== Aim ==
Copy out all of the data below with no alterations.

---*---

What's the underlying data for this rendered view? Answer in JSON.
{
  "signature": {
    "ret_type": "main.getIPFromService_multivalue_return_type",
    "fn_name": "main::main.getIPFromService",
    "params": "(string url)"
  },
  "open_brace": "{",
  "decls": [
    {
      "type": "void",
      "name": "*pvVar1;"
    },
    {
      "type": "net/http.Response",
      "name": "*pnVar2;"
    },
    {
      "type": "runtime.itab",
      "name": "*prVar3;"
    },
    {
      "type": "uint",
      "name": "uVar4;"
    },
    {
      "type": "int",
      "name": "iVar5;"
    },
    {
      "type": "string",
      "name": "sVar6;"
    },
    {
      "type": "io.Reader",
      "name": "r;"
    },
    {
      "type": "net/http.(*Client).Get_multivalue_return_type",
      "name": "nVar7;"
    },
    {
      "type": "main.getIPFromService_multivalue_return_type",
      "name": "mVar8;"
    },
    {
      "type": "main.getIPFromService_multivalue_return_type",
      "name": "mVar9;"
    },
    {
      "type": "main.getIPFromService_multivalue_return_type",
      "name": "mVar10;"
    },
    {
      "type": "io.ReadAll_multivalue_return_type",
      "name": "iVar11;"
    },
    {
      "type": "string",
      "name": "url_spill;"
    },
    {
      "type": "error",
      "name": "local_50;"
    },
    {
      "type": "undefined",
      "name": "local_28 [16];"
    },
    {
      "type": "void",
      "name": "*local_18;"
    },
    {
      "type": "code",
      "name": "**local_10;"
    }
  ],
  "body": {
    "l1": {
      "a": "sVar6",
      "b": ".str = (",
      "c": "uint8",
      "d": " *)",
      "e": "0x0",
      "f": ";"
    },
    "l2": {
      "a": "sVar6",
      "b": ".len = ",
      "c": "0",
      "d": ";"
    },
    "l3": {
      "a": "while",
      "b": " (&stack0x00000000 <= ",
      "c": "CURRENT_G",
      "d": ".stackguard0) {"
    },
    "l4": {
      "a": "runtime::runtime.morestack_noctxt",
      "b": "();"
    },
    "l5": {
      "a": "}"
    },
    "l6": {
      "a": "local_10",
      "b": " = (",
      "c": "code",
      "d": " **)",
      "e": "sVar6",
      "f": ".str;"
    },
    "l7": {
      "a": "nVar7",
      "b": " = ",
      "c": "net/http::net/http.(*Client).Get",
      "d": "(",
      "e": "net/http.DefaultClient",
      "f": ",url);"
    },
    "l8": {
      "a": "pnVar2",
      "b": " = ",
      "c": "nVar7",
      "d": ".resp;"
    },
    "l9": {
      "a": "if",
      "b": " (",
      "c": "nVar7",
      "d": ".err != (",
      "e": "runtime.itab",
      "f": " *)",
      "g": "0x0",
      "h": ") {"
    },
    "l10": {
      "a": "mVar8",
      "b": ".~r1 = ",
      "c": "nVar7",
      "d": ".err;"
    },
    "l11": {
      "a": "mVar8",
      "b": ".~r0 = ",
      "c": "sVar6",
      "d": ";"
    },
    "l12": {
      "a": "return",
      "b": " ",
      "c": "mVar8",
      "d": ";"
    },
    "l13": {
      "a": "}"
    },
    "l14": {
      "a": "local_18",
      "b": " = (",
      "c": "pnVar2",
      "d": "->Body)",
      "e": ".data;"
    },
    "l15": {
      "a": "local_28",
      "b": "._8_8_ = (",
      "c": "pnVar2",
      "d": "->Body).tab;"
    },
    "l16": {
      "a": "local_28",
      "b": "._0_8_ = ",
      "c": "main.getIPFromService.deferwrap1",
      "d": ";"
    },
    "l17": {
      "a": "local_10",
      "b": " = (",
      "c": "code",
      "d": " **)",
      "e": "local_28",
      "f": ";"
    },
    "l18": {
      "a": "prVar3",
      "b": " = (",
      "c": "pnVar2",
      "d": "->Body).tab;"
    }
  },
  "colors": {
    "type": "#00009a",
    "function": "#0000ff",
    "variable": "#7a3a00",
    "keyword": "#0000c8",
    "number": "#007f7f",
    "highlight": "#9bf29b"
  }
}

---*---

== Expected answer ==
What's the underlying data for this rendered view? Answer in JSON.
{
  "signature": {
    "ret_type": "main.getIPFromService_multivalue_return_type",
    "fn_name": "main::main.getIPFromService",
    "params": "(string url)"
  },
  "open_brace": "{",
  "decls": [
    {
      "type": "void",
      "name": "*pvVar1;"
    },
    {
      "type": "net/http.Response",
      "name": "*pnVar2;"
    },
    {
      "type": "runtime.itab",
      "name": "*prVar3;"
    },
    {
      "type": "uint",
      "name": "uVar4;"
    },
    {
      "type": "int",
      "name": "iVar5;"
    },
    {
      "type": "string",
      "name": "sVar6;"
    },
    {
      "type": "io.Reader",
      "name": "r;"
    },
    {
      "type": "net/http.(*Client).Get_multivalue_return_type",
      "name": "nVar7;"
    },
    {
      "type": "main.getIPFromService_multivalue_return_type",
      "name": "mVar8;"
    },
    {
      "type": "main.getIPFromService_multivalue_return_type",
      "name": "mVar9;"
    },
    {
      "type": "main.getIPFromService_multivalue_return_type",
      "name": "mVar10;"
    },
    {
      "type": "io.ReadAll_multivalue_return_type",
      "name": "iVar11;"
    },
    {
      "type": "string",
      "name": "url_spill;"
    },
    {
      "type": "error",
      "name": "local_50;"
    },
    {
      "type": "undefined",
      "name": "local_28 [16];"
    },
    {
      "type": "void",
      "name": "*local_18;"
    },
    {
      "type": "code",
      "name": "**local_10;"
    }
  ],
  "body": {
    "l1": {
      "a": "sVar6",
      "b": ".str = (",
      "c": "uint8",
      "d": " *)",
      "e": "0x0",
      "f": ";"
    },
    "l2": {
      "a": "sVar6",
      "b": ".len = ",
      "c": "0",
      "d": ";"
    },
    "l3": {
      "a": "while",
      "b": " (&stack0x00000000 <= ",
      "c": "CURRENT_G",
      "d": ".stackguard0) {"
    },
    "l4": {
      "a": "runtime::runtime.morestack_noctxt",
      "b": "();"
    },
    "l5": {
      "a": "}"
    },
    "l6": {
      "a": "local_10",
      "b": " = (",
      "c": "code",
      "d": " **)",
      "e": "sVar6",
      "f": ".str;"
    },
    "l7": {
      "a": "nVar7",
      "b": " = ",
      "c": "net/http::net/http.(*Client).Get",
      "d": "(",
      "e": "net/http.DefaultClient",
      "f": ",url);"
    },
    "l8": {
      "a": "pnVar2",
      "b": " = ",
      "c": "nVar7",
      "d": ".resp;"
    },
    "l9": {
      "a": "if",
      "b": " (",
      "c": "nVar7",
      "d": ".err != (",
      "e": "runtime.itab",
      "f": " *)",
      "g": "0x0",
      "h": ") {"
    },
    "l10": {
      "a": "mVar8",
      "b": ".~r1 = ",
      "c": "nVar7",
      "d": ".err;"
    },
    "l11": {
      "a": "mVar8",
      "b": ".~r0 = ",
      "c": "sVar6",
      "d": ";"
    },
    "l12": {
      "a": "return",
      "b": " ",
      "c": "mVar8",
      "d": ";"
    },
    "l13": {
      "a": "}"
    },
    "l14": {
      "a": "local_18",
      "b": " = (",
      "c": "pnVar2",
      "d": "->Body)",
      "e": ".data;"
    },
    "l15": {
      "a": "local_28",
      "b": "._8_8_ = (",
      "c": "pnVar2",
      "d": "->Body).tab;"
    },
    "l16": {
      "a": "local_28",
      "b": "._0_8_ = ",
      "c": "main.getIPFromService.deferwrap1",
      "d": ";"
    },
    "l17": {
      "a": "local_10",
      "b": " = (",
      "c": "code",
      "d": " **)",
      "e": "local_28",
      "f": ";"
    },
    "l18": {
      "a": "prVar3",
      "b": " = (",
      "c": "pnVar2",
      "d": "->Body).tab;"
    }
  },
  "colors": {
    "type": "#00009a",
    "function": "#0000ff",
    "variable": "#7a3a00",
    "keyword": "#0000c8",
    "number": "#007f7f",
    "highlight": "#9bf29b"
  }
}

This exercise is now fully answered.